_DIRECTIONS_: Gather every line in the records below that contains the word "color".

-- begin DATA ENTRIES --

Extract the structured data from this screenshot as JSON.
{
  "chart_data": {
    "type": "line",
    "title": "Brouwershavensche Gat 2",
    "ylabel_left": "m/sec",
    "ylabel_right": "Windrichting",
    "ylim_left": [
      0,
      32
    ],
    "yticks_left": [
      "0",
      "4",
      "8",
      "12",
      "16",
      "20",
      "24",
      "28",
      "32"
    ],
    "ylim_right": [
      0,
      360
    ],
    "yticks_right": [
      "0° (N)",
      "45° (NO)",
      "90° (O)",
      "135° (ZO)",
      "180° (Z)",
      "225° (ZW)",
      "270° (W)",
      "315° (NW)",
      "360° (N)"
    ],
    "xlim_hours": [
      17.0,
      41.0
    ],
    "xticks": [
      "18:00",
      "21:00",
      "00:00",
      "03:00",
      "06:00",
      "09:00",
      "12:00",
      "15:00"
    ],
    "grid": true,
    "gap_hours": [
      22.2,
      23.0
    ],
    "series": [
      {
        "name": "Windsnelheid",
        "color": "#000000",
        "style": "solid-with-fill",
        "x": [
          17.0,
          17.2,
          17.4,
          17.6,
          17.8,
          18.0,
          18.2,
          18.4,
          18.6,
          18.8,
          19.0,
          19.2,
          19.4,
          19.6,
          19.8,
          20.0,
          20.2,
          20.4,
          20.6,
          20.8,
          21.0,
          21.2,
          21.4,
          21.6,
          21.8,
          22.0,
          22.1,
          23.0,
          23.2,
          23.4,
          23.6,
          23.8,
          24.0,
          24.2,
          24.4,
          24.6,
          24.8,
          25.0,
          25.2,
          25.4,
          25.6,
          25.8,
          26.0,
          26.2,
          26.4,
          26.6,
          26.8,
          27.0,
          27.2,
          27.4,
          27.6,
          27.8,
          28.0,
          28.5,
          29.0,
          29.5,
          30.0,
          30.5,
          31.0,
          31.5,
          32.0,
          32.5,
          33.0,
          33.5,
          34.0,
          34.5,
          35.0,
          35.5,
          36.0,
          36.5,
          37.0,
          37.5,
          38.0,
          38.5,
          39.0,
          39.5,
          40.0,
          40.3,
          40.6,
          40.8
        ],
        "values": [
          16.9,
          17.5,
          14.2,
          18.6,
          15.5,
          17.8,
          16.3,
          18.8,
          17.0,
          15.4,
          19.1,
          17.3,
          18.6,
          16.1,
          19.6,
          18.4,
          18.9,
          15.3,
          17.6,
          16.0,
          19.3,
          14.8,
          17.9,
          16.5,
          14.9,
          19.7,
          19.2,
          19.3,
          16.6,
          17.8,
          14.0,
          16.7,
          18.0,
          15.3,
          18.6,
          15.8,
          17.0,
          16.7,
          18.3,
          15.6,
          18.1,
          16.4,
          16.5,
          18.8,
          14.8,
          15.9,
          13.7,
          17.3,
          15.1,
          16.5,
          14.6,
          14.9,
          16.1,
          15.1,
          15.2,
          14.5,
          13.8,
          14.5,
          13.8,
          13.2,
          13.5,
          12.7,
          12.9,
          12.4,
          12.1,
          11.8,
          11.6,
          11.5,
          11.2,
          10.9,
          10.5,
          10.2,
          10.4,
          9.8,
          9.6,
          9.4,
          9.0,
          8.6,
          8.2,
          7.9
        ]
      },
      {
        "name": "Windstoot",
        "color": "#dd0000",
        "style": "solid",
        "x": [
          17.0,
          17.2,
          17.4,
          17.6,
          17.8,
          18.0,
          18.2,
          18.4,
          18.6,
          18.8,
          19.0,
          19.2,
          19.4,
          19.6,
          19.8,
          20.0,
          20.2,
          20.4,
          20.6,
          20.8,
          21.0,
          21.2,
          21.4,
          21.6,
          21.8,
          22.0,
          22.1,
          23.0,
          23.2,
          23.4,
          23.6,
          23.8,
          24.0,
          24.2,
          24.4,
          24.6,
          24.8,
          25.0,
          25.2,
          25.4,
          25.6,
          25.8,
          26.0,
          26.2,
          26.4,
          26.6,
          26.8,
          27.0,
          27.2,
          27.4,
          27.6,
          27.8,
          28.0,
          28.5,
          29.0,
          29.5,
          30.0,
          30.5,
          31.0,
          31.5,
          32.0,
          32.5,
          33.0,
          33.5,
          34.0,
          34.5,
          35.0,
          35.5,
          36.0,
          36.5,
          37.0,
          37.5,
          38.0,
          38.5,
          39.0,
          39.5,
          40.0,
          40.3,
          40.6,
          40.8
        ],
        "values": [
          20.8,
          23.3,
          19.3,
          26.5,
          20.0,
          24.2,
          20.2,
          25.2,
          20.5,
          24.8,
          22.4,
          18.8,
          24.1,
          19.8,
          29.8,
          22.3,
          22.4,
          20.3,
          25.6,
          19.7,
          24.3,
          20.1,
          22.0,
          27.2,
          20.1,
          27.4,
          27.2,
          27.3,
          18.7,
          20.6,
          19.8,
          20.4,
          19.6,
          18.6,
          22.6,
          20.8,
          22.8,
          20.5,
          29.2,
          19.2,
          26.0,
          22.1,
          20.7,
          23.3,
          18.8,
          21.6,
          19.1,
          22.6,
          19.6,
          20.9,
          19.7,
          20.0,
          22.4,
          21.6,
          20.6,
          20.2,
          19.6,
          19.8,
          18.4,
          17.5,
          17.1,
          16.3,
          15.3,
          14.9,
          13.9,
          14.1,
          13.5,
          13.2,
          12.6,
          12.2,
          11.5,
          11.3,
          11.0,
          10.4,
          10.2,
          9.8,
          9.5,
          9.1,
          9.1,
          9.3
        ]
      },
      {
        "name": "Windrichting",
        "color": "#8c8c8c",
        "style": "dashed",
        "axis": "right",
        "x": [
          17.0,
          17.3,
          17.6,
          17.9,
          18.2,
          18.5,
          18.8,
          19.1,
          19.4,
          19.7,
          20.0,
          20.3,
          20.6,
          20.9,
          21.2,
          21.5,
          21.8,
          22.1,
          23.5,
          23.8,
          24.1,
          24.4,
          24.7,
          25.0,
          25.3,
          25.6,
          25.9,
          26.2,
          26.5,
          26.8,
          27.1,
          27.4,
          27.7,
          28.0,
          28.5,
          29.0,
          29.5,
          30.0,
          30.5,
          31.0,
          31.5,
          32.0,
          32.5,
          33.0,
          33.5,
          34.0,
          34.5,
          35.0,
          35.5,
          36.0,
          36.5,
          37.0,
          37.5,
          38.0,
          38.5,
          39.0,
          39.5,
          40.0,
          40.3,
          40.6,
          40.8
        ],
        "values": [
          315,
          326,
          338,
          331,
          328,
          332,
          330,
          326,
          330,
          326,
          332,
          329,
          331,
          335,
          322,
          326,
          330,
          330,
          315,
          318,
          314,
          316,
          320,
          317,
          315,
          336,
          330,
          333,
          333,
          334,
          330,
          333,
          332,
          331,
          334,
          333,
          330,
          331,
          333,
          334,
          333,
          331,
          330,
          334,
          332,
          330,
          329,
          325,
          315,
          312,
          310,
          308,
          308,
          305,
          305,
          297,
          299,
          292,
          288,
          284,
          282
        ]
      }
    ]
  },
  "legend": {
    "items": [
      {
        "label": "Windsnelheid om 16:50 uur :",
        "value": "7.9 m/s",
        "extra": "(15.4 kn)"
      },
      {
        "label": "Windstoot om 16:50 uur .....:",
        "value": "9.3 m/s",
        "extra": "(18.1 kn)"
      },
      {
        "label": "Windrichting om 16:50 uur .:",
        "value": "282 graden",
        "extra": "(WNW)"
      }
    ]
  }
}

-- end DATA ENTRIES --

_EXERCISE RESPONSE_:
        "color": "#000000",
        "color": "#dd0000",
        "color": "#8c8c8c",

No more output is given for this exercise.